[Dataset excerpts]
#####

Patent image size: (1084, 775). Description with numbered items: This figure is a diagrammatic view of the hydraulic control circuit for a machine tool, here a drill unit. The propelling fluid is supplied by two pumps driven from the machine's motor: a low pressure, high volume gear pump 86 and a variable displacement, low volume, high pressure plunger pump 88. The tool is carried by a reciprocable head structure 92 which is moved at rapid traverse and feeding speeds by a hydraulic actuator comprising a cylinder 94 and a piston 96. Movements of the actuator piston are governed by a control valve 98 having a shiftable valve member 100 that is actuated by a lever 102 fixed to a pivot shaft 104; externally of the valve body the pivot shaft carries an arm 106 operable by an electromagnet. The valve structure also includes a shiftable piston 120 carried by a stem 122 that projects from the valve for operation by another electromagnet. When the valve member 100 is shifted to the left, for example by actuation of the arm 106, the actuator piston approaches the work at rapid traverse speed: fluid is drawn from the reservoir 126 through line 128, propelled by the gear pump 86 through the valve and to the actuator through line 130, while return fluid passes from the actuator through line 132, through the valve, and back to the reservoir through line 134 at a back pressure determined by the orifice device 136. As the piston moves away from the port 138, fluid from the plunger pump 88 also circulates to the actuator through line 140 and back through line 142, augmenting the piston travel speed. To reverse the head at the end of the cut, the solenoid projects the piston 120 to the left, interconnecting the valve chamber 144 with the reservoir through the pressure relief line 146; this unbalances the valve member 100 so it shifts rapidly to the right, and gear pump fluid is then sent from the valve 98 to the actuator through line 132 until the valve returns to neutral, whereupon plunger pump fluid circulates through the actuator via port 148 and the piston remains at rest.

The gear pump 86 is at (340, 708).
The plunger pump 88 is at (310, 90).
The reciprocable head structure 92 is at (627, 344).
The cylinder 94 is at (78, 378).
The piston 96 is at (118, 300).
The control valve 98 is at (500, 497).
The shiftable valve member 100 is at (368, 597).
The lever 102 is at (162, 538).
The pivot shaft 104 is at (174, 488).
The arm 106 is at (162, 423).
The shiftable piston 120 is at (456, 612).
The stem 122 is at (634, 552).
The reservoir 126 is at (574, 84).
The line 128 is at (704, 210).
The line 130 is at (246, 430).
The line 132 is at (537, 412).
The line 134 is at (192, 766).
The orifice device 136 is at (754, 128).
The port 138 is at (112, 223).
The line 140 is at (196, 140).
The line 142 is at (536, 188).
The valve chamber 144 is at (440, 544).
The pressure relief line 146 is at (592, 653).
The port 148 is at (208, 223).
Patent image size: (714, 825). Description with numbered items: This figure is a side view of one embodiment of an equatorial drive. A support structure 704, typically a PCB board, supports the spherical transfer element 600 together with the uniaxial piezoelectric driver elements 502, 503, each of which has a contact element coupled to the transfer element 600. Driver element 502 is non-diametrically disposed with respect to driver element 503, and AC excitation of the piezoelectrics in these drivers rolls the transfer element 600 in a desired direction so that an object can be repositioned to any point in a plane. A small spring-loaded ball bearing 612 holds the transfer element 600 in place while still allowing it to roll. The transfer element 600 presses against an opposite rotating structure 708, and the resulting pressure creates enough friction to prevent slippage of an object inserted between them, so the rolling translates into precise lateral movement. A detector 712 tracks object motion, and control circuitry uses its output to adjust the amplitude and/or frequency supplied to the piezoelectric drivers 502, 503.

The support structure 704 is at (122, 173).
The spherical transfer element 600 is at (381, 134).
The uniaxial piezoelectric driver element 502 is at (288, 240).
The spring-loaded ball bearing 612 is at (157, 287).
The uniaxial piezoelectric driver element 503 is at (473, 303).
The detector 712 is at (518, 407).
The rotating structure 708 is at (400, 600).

#####

**Direction**
Can you write out every one of the lines above word for word, from the first to the last?

**Written answer**
Patent image size: (1084, 775). Description with numbered items: This figure is a diagrammatic view of the hydraulic control circuit for a machine tool, here a drill unit. The propelling fluid is supplied by two pumps driven from the machine's motor: a low pressure, high volume gear pump 86 and a variable displacement, low volume, high pressure plunger pump 88. The tool is carried by a reciprocable head structure 92 which is moved at rapid traverse and feeding speeds by a hydraulic actuator comprising a cylinder 94 and a piston 96. Movements of the actuator piston are governed by a control valve 98 having a shiftable valve member 100 that is actuated by a lever 102 fixed to a pivot shaft 104; externally of the valve body the pivot shaft carries an arm 106 operable by an electromagnet. The valve structure also includes a shiftable piston 120 carried by a stem 122 that projects from the valve for operation by another electromagnet. When the valve member 100 is shifted to the left, for example by actuation of the arm 106, the actuator piston approaches the work at rapid traverse speed: fluid is drawn from the reservoir 126 through line 128, propelled by the gear pump 86 through the valve and to the actuator through line 130, while return fluid passes from the actuator through line 132, through the valve, and back to the reservoir through line 134 at a back pressure determined by the orifice device 136. As the piston moves away from the port 138, fluid from the plunger pump 88 also circulates to the actuator through line 140 and back through line 142, augmenting the piston travel speed. To reverse the head at the end of the cut, the solenoid projects the piston 120 to the left, interconnecting the valve chamber 144 with the reservoir through the pressure relief line 146; this unbalances the valve member 100 so it shifts rapidly to the right, and gear pump fluid is then sent from the valve 98 to the actuator through line 132 until the valve returns to neutral, whereupon plunger pump fluid circulates through the actuator via port 148 and the piston remains at rest.

The gear pump 86 is at (340, 708).
The plunger pump 88 is at (310, 90).
The reciprocable head structure 92 is at (627, 344).
The cylinder 94 is at (78, 378).
The piston 96 is at (118, 300).
The control valve 98 is at (500, 497).
The shiftable valve member 100 is at (368, 597).
The lever 102 is at (162, 538).
The pivot shaft 104 is at (174, 488).
The arm 106 is at (162, 423).
The shiftable piston 120 is at (456, 612).
The stem 122 is at (634, 552).
The reservoir 126 is at (574, 84).
The line 128 is at (704, 210).
The line 130 is at (246, 430).
The line 132 is at (537, 412).
The line 134 is at (192, 766).
The orifice device 136 is at (754, 128).
The port 138 is at (112, 223).
The line 140 is at (196, 140).
The line 142 is at (536, 188).
The valve chamber 144 is at (440, 544).
The pressure relief line 146 is at (592, 653).
The port 148 is at (208, 223).
Patent image size: (714, 825). Description with numbered items: This figure is a side view of one embodiment of an equatorial drive. A support structure 704, typically a PCB board, supports the spherical transfer element 600 together with the uniaxial piezoelectric driver elements 502, 503, each of which has a contact element coupled to the transfer element 600. Driver element 502 is non-diametrically disposed with respect to driver element 503, and AC excitation of the piezoelectrics in these drivers rolls the transfer element 600 in a desired direction so that an object can be repositioned to any point in a plane. A small spring-loaded ball bearing 612 holds the transfer element 600 in place while still allowing it to roll. The transfer element 600 presses against an opposite rotating structure 708, and the resulting pressure creates enough friction to prevent slippage of an object inserted between them, so the rolling translates into precise lateral movement. A detector 712 tracks object motion, and control circuitry uses its output to adjust the amplitude and/or frequency supplied to the piezoelectric drivers 502, 503.

The support structure 704 is at (122, 173).
The spherical transfer element 600 is at (381, 134).
The uniaxial piezoelectric driver element 502 is at (288, 240).
The spring-loaded ball bearing 612 is at (157, 287).
The uniaxial piezoelectric driver element 503 is at (473, 303).
The detector 712 is at (518, 407).
The rotating structure 708 is at (400, 600).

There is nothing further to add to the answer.